Task prompt>
Lines that contain the string "n복지론" are to be copied; leave out all others.

Records provided>

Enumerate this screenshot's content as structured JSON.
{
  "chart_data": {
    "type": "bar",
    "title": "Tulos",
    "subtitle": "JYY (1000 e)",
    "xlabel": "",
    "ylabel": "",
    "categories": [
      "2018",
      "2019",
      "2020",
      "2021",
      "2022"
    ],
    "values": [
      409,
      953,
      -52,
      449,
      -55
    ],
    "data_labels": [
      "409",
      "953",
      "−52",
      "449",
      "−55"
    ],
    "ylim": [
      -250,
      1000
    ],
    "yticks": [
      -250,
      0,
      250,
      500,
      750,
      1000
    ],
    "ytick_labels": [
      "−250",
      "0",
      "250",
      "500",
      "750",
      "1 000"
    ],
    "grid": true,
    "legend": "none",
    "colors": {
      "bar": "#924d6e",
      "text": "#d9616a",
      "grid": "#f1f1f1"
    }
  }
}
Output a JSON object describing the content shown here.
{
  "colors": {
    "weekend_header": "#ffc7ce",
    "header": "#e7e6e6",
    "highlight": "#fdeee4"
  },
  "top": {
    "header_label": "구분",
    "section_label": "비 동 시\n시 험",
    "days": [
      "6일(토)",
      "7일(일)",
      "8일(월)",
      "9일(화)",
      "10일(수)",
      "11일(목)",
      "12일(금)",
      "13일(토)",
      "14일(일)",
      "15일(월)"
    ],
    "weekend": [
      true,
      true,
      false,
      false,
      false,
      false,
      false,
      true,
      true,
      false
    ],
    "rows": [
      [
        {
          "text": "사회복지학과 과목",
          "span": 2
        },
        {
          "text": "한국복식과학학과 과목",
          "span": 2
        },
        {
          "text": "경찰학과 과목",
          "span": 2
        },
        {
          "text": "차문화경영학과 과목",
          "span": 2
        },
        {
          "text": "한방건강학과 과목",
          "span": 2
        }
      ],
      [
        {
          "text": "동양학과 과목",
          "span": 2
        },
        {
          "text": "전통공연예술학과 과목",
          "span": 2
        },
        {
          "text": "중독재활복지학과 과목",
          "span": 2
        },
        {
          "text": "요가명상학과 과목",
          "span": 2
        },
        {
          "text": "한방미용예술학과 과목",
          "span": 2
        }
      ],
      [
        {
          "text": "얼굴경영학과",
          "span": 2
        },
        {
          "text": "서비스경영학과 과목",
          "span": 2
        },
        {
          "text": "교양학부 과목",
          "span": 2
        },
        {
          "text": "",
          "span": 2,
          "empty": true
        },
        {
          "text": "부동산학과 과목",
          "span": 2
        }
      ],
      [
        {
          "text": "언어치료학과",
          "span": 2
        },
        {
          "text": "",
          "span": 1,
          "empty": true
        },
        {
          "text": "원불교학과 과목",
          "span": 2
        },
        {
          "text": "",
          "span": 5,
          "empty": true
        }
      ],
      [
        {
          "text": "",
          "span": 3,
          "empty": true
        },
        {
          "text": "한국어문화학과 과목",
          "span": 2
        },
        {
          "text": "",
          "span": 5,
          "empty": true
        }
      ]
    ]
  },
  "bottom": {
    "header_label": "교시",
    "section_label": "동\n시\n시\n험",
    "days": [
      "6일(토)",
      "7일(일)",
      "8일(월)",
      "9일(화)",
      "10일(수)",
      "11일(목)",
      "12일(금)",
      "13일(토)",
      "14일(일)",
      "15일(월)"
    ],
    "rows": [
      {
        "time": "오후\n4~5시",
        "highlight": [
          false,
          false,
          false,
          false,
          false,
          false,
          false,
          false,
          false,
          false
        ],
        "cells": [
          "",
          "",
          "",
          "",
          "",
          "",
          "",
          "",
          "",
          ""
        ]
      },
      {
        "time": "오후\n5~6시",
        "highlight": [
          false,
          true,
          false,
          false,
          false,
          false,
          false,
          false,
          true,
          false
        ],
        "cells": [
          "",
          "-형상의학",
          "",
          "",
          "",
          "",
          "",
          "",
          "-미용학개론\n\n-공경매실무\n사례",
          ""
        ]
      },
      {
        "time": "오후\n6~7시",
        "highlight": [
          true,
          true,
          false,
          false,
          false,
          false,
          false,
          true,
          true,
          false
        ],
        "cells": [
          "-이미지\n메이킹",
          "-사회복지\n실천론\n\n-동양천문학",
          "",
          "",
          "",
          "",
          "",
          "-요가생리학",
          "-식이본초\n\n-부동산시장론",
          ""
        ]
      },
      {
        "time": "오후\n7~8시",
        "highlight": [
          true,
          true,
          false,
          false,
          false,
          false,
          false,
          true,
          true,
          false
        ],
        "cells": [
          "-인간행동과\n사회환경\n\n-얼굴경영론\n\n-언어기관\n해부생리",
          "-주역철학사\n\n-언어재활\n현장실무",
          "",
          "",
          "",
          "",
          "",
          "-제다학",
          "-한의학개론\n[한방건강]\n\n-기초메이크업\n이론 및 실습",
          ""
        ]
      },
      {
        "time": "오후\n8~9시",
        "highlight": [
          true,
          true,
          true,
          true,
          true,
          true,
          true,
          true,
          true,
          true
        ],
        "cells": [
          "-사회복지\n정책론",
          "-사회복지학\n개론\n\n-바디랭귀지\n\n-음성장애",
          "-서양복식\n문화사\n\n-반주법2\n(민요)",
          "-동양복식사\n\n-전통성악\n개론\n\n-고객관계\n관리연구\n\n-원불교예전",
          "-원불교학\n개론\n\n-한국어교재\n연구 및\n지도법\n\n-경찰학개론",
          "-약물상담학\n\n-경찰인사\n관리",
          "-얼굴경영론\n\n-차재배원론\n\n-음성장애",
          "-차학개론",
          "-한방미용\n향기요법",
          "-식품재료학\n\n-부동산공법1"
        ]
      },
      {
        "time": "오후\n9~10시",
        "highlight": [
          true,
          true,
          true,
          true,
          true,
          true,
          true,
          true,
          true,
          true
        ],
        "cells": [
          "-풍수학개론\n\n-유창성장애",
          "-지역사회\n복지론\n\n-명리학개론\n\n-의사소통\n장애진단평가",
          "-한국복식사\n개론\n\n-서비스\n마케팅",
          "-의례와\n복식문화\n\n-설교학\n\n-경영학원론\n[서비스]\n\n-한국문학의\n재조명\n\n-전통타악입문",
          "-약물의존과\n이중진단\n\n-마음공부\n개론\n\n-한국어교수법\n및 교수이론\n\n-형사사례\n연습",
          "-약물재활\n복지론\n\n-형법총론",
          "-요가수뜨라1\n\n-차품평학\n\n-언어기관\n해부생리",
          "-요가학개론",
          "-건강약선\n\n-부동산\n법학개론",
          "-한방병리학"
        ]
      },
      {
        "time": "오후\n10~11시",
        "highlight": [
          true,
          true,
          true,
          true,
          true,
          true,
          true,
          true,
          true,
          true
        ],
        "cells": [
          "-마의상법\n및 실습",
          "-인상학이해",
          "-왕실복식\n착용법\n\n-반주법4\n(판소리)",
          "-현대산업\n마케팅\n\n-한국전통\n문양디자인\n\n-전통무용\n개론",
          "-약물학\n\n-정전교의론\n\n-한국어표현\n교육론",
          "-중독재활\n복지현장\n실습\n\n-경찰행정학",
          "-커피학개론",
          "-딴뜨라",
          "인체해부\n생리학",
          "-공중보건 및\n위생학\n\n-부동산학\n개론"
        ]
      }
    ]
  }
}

Solution to this problem>
          "-지역사회\n복지론\n\n-명리학개론\n\n-의사소통\n장애진단평가",
          "-약물재활\n복지론\n\n-형법총론",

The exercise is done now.